Task prompt: Quote every line as given.
— Start of Given records —
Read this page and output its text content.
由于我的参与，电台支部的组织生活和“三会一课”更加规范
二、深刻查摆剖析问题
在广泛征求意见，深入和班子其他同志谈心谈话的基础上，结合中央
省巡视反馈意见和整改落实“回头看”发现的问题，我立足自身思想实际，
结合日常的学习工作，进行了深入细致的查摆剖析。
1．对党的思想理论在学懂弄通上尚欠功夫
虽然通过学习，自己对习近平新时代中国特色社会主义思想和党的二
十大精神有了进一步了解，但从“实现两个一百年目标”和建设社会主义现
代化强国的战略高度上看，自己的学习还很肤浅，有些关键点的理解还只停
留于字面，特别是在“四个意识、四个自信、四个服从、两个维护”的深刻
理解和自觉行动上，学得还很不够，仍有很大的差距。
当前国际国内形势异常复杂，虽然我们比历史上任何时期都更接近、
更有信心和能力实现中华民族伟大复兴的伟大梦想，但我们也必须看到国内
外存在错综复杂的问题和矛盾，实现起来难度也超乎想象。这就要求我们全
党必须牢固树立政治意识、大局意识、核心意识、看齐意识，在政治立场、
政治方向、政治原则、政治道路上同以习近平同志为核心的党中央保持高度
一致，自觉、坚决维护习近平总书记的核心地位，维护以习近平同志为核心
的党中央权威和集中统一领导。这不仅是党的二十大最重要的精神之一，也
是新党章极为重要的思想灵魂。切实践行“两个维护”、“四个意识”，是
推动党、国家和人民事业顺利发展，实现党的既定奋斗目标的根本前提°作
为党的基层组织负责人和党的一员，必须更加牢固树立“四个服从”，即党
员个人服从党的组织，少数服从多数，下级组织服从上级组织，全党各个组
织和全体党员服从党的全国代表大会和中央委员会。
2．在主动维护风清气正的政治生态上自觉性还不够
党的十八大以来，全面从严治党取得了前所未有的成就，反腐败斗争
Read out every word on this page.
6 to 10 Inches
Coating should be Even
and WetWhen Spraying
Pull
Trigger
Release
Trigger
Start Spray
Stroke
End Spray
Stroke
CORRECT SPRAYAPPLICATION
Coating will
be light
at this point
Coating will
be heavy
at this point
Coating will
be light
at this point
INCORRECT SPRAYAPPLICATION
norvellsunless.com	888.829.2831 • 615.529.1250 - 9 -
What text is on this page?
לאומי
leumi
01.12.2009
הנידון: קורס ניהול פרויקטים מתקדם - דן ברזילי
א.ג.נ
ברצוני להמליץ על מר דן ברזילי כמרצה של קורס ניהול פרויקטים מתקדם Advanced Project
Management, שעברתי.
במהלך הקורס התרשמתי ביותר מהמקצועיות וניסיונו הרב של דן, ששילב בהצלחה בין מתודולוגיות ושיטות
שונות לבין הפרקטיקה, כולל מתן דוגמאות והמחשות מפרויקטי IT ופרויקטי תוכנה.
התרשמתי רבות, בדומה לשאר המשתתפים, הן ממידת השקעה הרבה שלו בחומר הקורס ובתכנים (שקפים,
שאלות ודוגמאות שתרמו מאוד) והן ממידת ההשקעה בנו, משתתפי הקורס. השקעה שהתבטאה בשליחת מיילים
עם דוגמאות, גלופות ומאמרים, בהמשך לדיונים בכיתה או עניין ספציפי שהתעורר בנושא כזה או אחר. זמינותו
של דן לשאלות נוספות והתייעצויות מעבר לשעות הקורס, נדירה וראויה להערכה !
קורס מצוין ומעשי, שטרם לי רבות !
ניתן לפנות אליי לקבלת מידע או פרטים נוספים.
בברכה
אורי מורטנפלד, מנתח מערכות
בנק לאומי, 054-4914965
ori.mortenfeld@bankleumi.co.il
— End of Given records —
Output:
Read this page and output its text content.
由于我的参与，电台支部的组织生活和“三会一课”更加规范
二、深刻查摆剖析问题
在广泛征求意见，深入和班子其他同志谈心谈话的基础上，结合中央
省巡视反馈意见和整改落实“回头看”发现的问题，我立足自身思想实际，
结合日常的学习工作，进行了深入细致的查摆剖析。
1．对党的思想理论在学懂弄通上尚欠功夫
虽然通过学习，自己对习近平新时代中国特色社会主义思想和党的二
十大精神有了进一步了解，但从“实现两个一百年目标”和建设社会主义现
代化强国的战略高度上看，自己的学习还很肤浅，有些关键点的理解还只停
留于字面，特别是在“四个意识、四个自信、四个服从、两个维护”的深刻
理解和自觉行动上，学得还很不够，仍有很大的差距。
当前国际国内形势异常复杂，虽然我们比历史上任何时期都更接近、
更有信心和能力实现中华民族伟大复兴的伟大梦想，但我们也必须看到国内
外存在错综复杂的问题和矛盾，实现起来难度也超乎想象。这就要求我们全
党必须牢固树立政治意识、大局意识、核心意识、看齐意识，在政治立场、
政治方向、政治原则、政治道路上同以习近平同志为核心的党中央保持高度
一致，自觉、坚决维护习近平总书记的核心地位，维护以习近平同志为核心
的党中央权威和集中统一领导。这不仅是党的二十大最重要的精神之一，也
是新党章极为重要的思想灵魂。切实践行“两个维护”、“四个意识”，是
推动党、国家和人民事业顺利发展，实现党的既定奋斗目标的根本前提°作
为党的基层组织负责人和党的一员，必须更加牢固树立“四个服从”，即党
员个人服从党的组织，少数服从多数，下级组织服从上级组织，全党各个组
织和全体党员服从党的全国代表大会和中央委员会。
2．在主动维护风清气正的政治生态上自觉性还不够
党的十八大以来，全面从严治党取得了前所未有的成就，反腐败斗争
Read out every word on this page.
6 to 10 Inches
Coating should be Even
and WetWhen Spraying
Pull
Trigger
Release
Trigger
Start Spray
Stroke
End Spray
Stroke
CORRECT SPRAYAPPLICATION
Coating will
be light
at this point
Coating will
be heavy
at this point
Coating will
be light
at this point
INCORRECT SPRAYAPPLICATION
norvellsunless.com	888.829.2831 • 615.529.1250 - 9 -
What text is on this page?
לאומי
leumi
01.12.2009
הנידון: קורס ניהול פרויקטים מתקדם - דן ברזילי
א.ג.נ
ברצוני להמליץ על מר דן ברזילי כמרצה של קורס ניהול פרויקטים מתקדם Advanced Project
Management, שעברתי.
במהלך הקורס התרשמתי ביותר מהמקצועיות וניסיונו הרב של דן, ששילב בהצלחה בין מתודולוגיות ושיטות
שונות לבין הפרקטיקה, כולל מתן דוגמאות והמחשות מפרויקטי IT ופרויקטי תוכנה.
התרשמתי רבות, בדומה לשאר המשתתפים, הן ממידת השקעה הרבה שלו בחומר הקורס ובתכנים (שקפים,
שאלות ודוגמאות שתרמו מאוד) והן ממידת ההשקעה בנו, משתתפי הקורס. השקעה שהתבטאה בשליחת מיילים
עם דוגמאות, גלופות ומאמרים, בהמשך לדיונים בכיתה או עניין ספציפי שהתעורר בנושא כזה או אחר. זמינותו
של דן לשאלות נוספות והתייעצויות מעבר לשעות הקורס, נדירה וראויה להערכה !
קורס מצוין ומעשי, שטרם לי רבות !
ניתן לפנות אליי לקבלת מידע או פרטים נוספים.
בברכה
אורי מורטנפלד, מנתח מערכות
בנק לאומי, 054-4914965
ori.mortenfeld@bankleumi.co.il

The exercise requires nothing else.